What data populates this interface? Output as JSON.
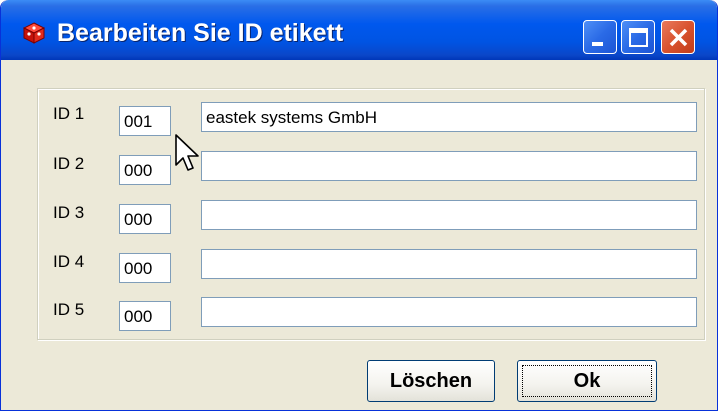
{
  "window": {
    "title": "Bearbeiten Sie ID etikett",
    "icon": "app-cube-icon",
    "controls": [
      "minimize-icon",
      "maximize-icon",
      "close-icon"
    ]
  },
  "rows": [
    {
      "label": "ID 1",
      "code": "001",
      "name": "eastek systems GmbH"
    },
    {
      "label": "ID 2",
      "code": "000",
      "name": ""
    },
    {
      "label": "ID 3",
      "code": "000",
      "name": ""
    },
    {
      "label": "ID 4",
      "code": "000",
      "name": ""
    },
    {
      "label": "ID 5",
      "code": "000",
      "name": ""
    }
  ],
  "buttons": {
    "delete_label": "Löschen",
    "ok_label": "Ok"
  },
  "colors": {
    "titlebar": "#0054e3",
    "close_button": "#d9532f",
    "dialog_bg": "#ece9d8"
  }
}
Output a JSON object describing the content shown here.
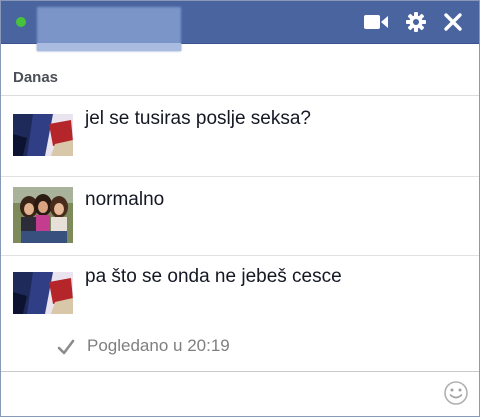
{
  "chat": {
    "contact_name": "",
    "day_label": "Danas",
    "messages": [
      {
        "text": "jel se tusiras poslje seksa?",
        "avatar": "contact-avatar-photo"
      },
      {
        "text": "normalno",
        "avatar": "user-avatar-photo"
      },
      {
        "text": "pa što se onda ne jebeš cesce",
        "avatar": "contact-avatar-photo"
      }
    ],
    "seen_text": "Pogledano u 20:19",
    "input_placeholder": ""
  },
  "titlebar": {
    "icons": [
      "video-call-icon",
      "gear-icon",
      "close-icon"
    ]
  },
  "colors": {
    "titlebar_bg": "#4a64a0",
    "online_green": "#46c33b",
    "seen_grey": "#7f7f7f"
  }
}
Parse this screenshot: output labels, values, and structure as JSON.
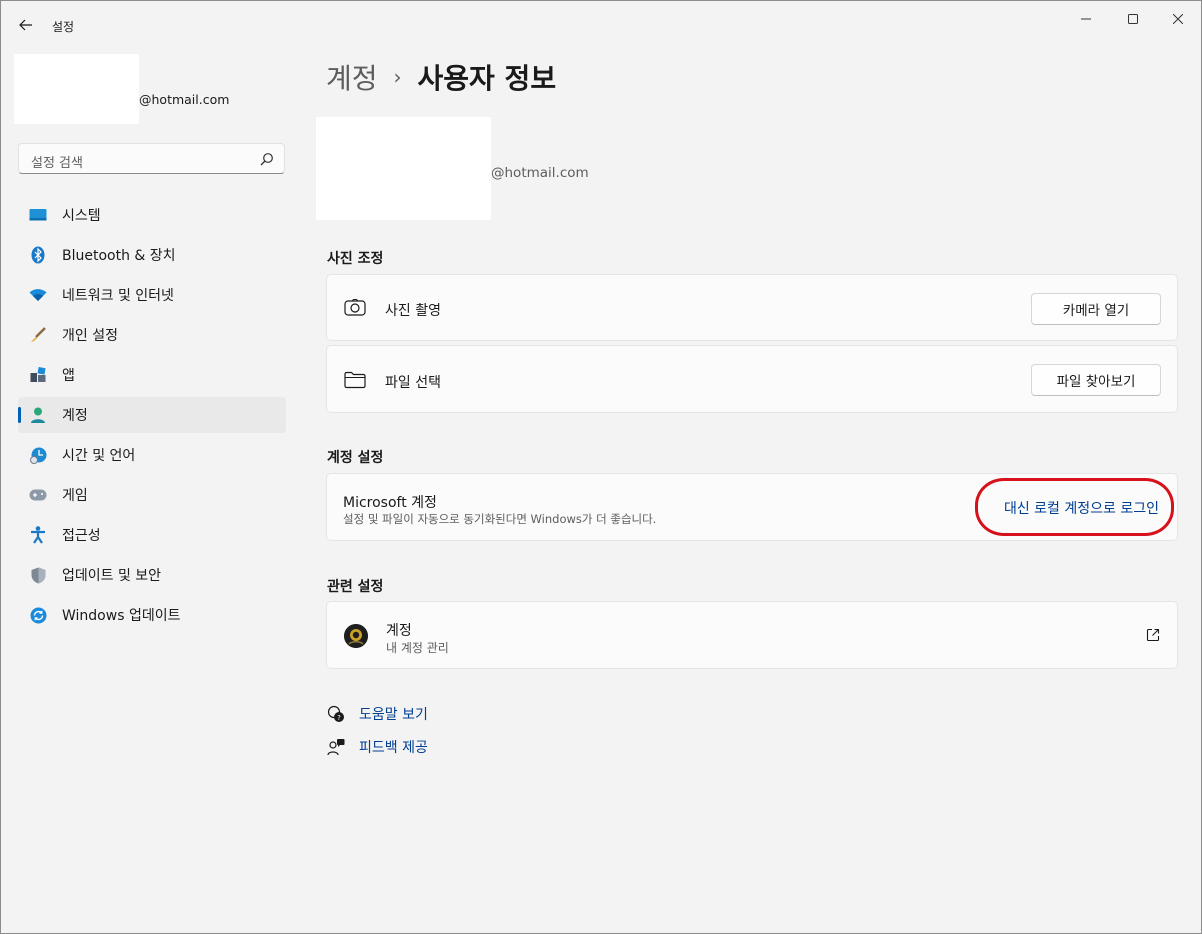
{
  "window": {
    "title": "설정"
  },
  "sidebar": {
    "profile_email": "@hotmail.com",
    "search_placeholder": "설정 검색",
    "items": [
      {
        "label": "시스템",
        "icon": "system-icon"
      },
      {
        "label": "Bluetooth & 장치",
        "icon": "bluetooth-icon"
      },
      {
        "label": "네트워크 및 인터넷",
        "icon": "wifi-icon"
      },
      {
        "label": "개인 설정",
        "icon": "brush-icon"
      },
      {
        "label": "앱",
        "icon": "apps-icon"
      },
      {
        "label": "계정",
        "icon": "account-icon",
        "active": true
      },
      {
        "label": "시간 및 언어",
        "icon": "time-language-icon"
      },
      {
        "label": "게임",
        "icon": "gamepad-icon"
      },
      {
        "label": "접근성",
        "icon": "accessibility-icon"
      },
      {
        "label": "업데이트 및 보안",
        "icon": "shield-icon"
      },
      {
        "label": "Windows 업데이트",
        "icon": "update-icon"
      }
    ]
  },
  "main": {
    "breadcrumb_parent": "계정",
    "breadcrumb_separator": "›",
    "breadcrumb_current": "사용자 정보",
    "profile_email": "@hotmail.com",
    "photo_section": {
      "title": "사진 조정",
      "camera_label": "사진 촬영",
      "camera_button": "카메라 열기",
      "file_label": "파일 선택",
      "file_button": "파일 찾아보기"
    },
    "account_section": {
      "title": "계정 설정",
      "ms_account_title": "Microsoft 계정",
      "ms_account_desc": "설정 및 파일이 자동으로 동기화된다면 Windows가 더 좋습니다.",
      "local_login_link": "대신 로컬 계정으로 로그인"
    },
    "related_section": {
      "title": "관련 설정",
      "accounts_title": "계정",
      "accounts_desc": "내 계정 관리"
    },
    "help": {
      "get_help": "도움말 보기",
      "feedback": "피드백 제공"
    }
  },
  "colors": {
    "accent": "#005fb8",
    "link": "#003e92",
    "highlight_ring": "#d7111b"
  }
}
___
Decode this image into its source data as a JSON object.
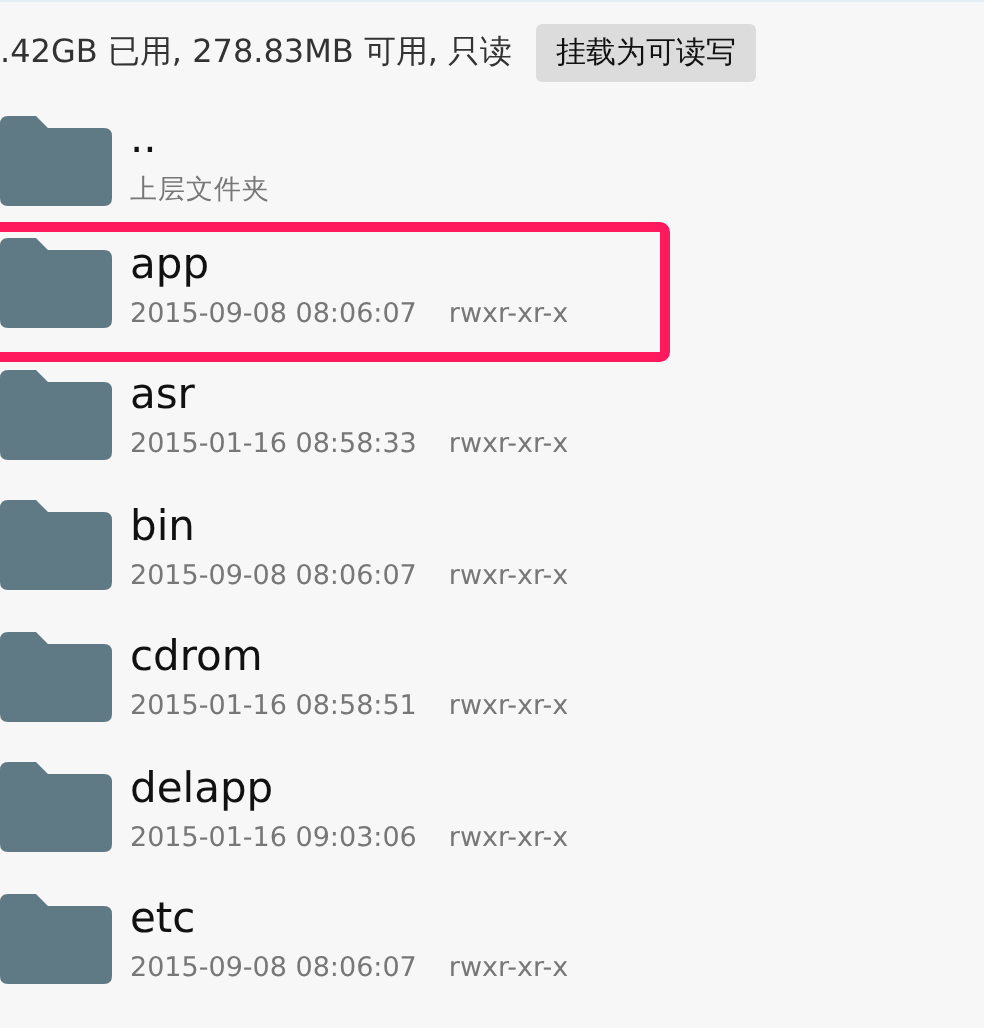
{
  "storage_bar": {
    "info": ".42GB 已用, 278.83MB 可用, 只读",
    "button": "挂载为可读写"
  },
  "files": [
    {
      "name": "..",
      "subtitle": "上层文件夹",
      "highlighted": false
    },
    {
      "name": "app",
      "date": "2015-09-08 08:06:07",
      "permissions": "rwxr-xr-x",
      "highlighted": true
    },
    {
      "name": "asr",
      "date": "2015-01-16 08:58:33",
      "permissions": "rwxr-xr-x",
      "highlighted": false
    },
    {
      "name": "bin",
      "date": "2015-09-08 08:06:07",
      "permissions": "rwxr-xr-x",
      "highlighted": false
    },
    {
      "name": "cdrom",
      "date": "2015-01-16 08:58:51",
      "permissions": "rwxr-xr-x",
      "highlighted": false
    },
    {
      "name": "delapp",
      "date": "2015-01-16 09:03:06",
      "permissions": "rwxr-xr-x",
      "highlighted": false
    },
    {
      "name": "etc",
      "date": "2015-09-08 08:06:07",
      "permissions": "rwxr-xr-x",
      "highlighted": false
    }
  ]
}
___
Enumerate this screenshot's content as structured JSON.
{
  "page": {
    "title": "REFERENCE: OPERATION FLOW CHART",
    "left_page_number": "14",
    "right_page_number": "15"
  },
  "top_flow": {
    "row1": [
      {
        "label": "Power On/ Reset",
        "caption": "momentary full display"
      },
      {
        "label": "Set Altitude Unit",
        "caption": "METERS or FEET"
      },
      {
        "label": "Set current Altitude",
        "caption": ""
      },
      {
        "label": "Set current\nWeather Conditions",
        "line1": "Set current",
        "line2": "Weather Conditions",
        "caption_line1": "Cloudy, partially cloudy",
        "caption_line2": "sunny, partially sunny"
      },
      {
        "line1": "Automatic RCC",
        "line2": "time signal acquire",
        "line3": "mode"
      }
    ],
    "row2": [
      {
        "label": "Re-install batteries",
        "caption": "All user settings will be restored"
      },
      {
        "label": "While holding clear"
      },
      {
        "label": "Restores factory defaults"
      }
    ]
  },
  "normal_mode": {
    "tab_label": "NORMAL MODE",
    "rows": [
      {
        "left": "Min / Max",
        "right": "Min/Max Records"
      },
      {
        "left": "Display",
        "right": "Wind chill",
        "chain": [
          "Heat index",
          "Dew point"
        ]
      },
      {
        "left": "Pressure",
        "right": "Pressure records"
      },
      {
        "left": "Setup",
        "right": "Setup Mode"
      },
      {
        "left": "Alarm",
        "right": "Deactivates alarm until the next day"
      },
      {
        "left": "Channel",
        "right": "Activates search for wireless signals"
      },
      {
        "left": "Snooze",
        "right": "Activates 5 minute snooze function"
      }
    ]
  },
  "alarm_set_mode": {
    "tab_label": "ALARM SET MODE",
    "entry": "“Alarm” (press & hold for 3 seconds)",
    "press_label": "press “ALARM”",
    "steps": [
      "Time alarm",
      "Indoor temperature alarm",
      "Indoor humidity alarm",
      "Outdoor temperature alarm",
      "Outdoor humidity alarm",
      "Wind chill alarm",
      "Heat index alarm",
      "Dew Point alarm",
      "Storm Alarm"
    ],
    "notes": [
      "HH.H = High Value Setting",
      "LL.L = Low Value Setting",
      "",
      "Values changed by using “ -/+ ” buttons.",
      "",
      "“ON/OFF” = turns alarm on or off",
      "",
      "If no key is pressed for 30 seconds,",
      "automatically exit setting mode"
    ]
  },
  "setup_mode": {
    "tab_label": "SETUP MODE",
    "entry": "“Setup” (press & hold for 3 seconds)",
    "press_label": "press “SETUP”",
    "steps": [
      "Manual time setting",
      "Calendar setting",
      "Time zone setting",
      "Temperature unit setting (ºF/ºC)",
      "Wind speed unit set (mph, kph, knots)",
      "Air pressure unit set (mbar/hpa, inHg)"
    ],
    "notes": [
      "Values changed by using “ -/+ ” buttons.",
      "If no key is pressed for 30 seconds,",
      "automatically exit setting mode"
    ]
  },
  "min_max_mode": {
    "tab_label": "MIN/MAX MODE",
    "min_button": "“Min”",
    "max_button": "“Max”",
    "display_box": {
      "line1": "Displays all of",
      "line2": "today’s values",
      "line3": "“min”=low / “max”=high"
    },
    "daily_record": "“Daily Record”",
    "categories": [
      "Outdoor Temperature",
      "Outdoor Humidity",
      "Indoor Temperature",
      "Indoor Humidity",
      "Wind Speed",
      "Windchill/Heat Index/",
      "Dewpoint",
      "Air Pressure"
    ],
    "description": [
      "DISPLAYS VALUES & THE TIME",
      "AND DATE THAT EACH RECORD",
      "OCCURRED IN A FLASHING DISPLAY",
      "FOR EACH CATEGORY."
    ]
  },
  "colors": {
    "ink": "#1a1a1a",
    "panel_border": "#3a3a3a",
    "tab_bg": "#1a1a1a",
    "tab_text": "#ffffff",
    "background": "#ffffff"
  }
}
___
Required task — Look over the material above and show each line where "Indoor" appears.

Exercise response —
      "Indoor temperature alarm",
      "Indoor humidity alarm",
      "Indoor Temperature",
      "Indoor Humidity",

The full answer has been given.